_Compito assegnato_
Quale sentenza della Cassazione viene citata nell'estratto sulla responsabilità da reato delle società?

_Estratto della fonte_
LA CASSAZIONE SULLA RESPONSABILITÀ DA REATO: L’INTERESSE DELL’AMMINISTRATORE NON LIBERA

Se vi è l’interesse o il vantaggio, anche solo concorrente, della società, scatta la condanna 231: è quanto stabilito dalla sentenza della Cassazione penale n. 23300 del 15 giugno 2021 in un caso di truffa ai danni dello Stato finalizzata ad ottenere un cospicuo finanziamento in conto capitale in assenza dei presupposti. Secondo la Suprema Corte, il reato va considerato commesso proprio nell’interesse della persona giuridica che ottiene i capitali e li utilizza per la propria attività. Solo laddove si provi l’esclusivo interesse degli amministratori, senza che l’ente ne tragga alcun vantaggio, come nel caso in cui i proventi illeciti confluiscano sui conti correnti personali degli stessi, la società potrebbe salvarsi.

_Elenco dei dati_
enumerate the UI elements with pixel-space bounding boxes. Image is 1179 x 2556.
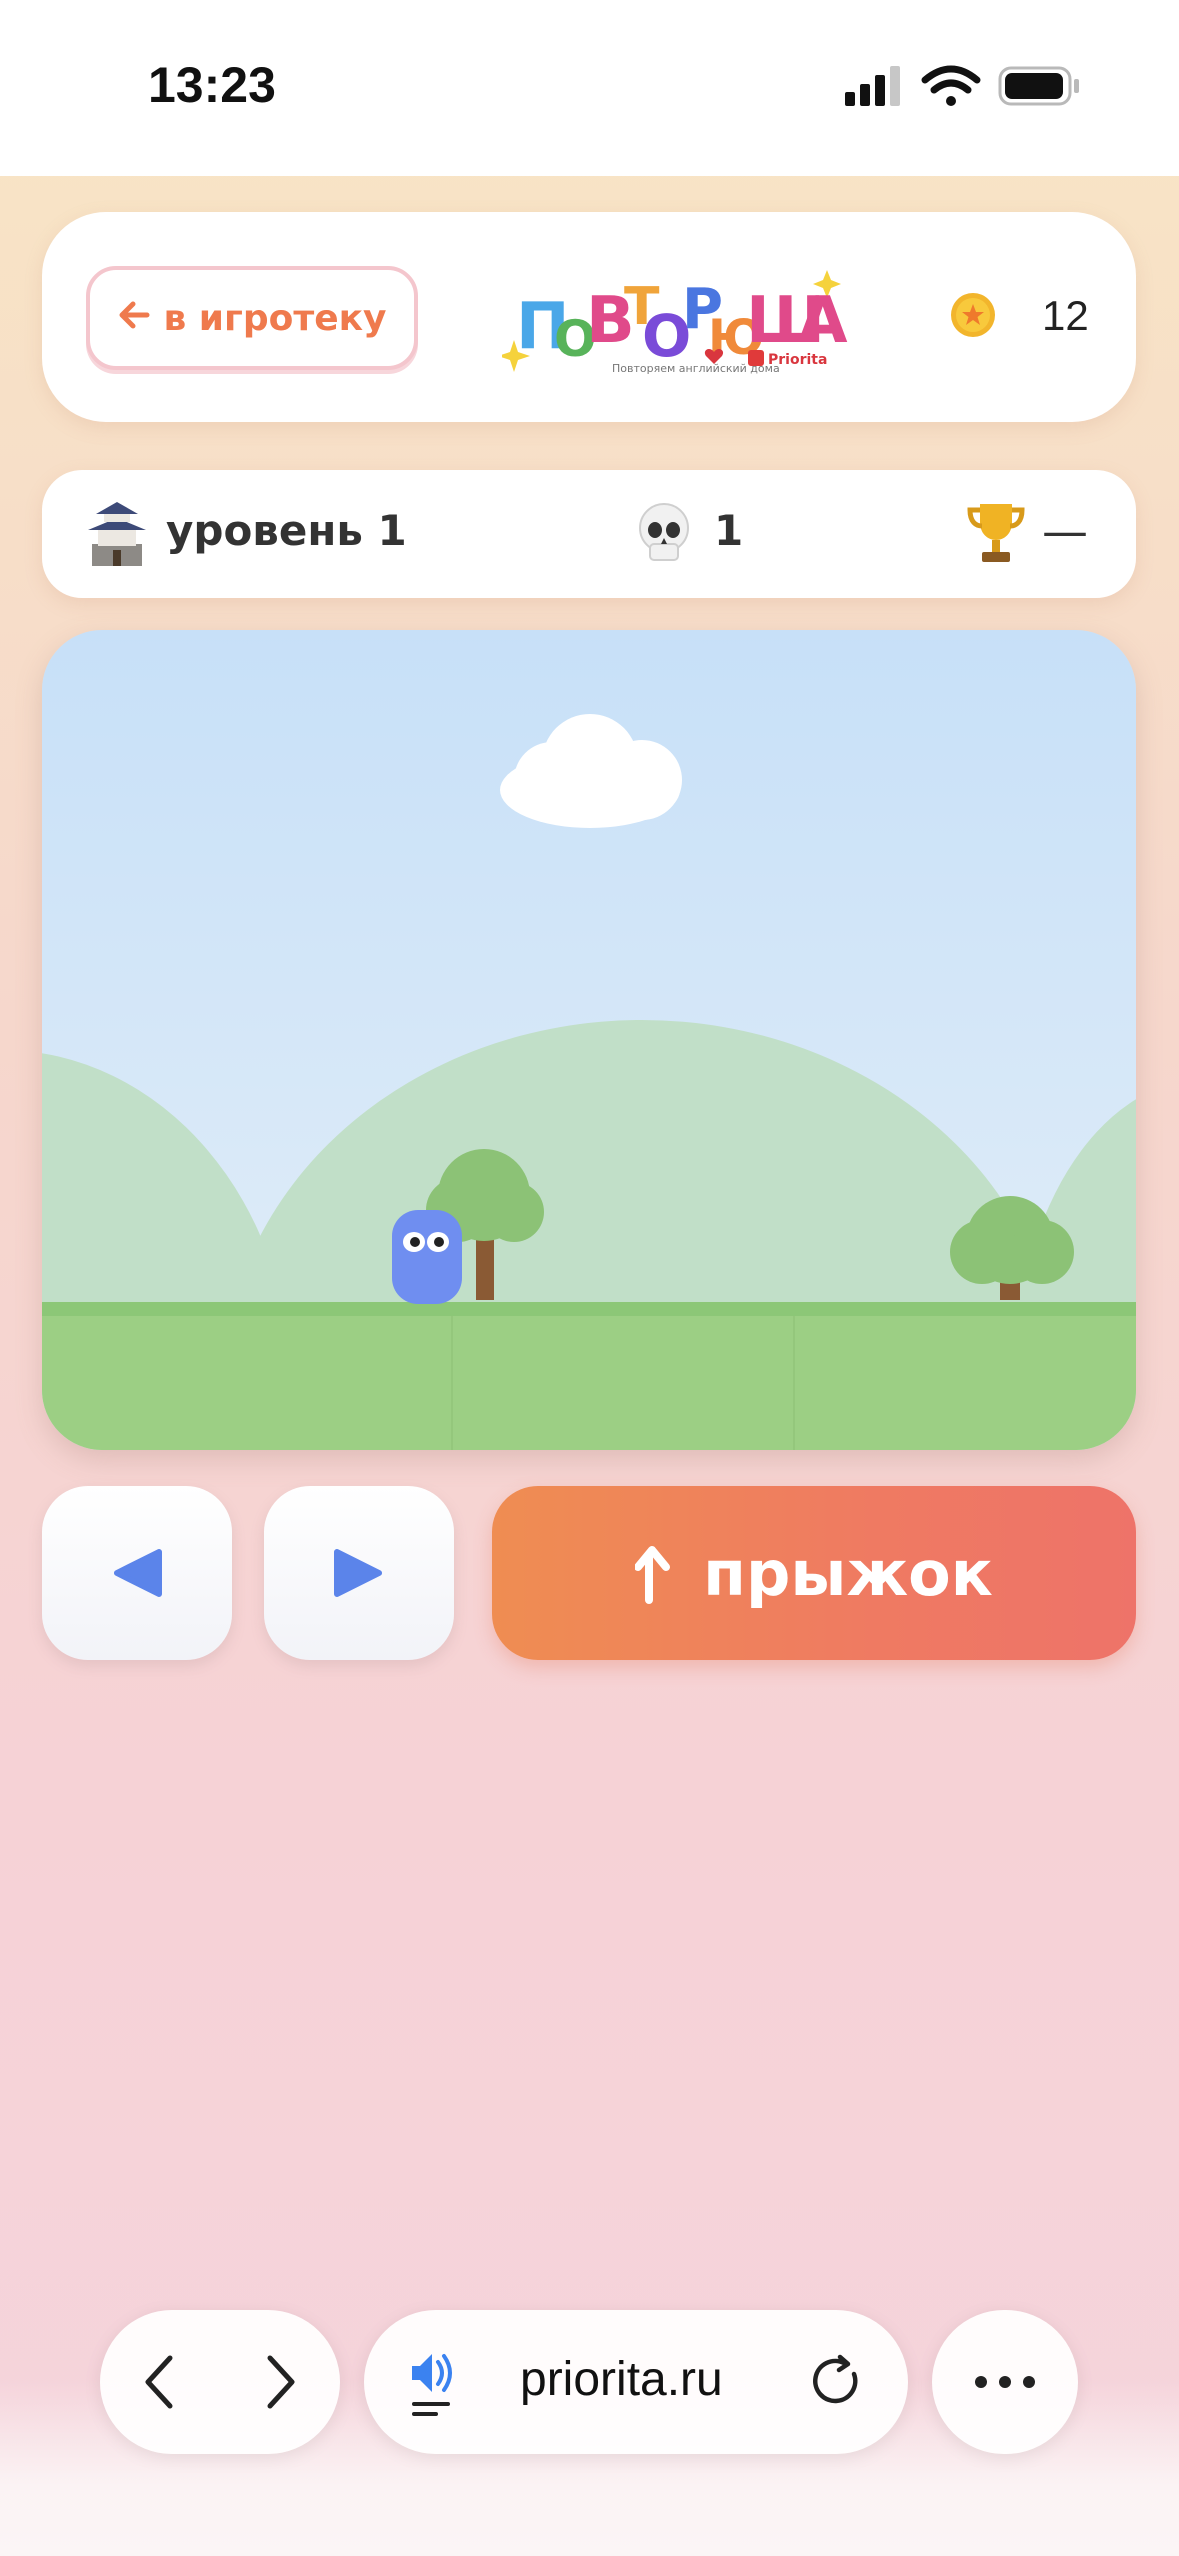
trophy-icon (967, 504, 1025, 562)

_La risposta_
La sentenza della Cassazione penale n. 23300 del 15 giugno 2021.